Exercise aim:
Go through the lines below, tally those that include the word "dieses", and give only the tally.

Listed records:
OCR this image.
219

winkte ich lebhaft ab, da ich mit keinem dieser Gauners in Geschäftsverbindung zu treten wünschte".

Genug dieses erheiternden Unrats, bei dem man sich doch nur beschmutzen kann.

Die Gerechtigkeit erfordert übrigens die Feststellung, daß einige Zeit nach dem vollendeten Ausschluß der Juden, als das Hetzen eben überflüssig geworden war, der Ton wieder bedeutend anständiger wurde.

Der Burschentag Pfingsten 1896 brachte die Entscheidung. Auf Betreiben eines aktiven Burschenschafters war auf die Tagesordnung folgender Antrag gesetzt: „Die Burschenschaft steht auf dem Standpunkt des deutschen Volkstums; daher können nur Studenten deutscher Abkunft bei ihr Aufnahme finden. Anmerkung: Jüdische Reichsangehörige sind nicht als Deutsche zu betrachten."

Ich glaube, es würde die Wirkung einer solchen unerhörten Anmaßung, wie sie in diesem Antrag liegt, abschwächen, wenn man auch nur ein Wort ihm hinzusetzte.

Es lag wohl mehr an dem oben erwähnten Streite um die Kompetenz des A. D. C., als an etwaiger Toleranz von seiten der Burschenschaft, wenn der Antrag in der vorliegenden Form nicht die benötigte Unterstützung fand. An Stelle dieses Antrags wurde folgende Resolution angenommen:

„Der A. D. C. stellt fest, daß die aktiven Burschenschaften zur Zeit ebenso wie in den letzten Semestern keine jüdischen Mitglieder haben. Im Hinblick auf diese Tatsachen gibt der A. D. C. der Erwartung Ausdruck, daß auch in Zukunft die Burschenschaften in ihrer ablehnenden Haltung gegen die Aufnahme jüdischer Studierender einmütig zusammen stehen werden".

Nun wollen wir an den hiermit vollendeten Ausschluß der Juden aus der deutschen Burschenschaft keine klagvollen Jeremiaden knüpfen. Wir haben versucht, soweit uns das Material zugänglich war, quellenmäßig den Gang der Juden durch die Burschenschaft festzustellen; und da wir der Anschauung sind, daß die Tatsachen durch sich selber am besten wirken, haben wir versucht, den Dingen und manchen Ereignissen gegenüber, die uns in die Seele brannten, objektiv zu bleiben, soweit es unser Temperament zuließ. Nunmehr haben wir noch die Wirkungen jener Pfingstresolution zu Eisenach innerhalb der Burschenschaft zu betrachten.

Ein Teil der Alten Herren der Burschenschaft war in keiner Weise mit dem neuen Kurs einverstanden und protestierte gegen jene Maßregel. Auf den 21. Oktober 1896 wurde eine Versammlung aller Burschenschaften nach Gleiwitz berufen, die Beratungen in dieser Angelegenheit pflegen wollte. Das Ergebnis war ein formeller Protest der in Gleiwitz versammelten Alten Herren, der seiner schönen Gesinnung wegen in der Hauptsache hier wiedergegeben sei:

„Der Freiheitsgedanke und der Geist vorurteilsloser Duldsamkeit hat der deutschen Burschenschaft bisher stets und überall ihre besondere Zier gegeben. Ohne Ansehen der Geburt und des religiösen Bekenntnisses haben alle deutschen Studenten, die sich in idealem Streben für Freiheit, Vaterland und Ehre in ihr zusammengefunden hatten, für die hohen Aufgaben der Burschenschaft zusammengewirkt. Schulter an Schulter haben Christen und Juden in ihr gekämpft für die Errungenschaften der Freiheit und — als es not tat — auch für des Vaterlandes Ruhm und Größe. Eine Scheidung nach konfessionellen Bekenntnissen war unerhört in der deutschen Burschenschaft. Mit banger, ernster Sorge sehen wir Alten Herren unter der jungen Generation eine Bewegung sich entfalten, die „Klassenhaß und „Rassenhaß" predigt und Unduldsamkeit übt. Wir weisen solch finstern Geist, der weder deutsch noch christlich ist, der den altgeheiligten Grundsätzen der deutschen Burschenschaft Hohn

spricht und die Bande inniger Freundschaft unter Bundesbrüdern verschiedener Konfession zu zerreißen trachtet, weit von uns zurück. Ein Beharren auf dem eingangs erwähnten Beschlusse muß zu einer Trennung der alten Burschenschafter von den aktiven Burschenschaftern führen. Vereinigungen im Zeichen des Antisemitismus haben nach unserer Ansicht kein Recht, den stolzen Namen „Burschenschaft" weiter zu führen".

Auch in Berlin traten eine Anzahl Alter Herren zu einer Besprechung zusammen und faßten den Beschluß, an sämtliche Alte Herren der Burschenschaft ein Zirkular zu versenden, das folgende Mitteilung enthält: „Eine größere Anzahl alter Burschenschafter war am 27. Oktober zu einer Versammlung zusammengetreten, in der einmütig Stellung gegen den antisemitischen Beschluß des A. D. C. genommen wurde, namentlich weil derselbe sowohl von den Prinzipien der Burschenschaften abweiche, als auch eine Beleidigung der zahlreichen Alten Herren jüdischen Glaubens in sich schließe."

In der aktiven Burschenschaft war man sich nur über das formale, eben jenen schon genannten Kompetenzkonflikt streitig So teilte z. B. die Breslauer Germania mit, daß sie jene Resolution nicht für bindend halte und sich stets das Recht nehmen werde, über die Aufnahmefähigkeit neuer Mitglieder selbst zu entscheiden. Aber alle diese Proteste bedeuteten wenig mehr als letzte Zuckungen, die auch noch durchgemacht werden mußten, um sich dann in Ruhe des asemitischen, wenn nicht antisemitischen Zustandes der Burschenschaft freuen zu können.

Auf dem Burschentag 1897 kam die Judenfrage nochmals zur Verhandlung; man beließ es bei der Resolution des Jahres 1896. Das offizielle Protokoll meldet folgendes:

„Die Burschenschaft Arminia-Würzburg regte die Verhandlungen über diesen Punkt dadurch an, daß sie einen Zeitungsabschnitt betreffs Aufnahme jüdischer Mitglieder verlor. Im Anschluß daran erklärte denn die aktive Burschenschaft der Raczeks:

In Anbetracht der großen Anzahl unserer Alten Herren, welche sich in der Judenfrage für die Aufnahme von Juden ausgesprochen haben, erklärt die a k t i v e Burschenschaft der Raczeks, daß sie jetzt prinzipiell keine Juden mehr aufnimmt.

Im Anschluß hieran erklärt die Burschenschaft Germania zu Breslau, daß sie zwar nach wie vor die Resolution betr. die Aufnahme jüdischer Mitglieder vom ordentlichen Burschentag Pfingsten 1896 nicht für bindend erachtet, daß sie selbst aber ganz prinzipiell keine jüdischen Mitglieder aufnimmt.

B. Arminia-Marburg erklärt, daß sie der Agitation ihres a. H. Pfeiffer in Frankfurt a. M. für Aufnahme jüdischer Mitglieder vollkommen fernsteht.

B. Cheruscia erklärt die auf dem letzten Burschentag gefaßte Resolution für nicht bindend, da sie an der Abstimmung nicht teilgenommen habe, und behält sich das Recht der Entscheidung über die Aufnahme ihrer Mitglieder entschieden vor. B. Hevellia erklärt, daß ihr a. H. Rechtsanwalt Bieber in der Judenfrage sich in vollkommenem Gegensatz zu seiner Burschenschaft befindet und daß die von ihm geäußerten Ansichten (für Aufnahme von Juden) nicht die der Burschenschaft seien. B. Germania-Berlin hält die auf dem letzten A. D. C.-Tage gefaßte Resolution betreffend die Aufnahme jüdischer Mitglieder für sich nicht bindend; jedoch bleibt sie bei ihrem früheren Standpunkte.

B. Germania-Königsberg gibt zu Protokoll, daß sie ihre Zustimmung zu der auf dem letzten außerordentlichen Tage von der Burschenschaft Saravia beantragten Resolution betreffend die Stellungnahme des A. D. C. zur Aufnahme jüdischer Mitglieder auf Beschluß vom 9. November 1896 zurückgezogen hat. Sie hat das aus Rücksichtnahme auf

Result below:
2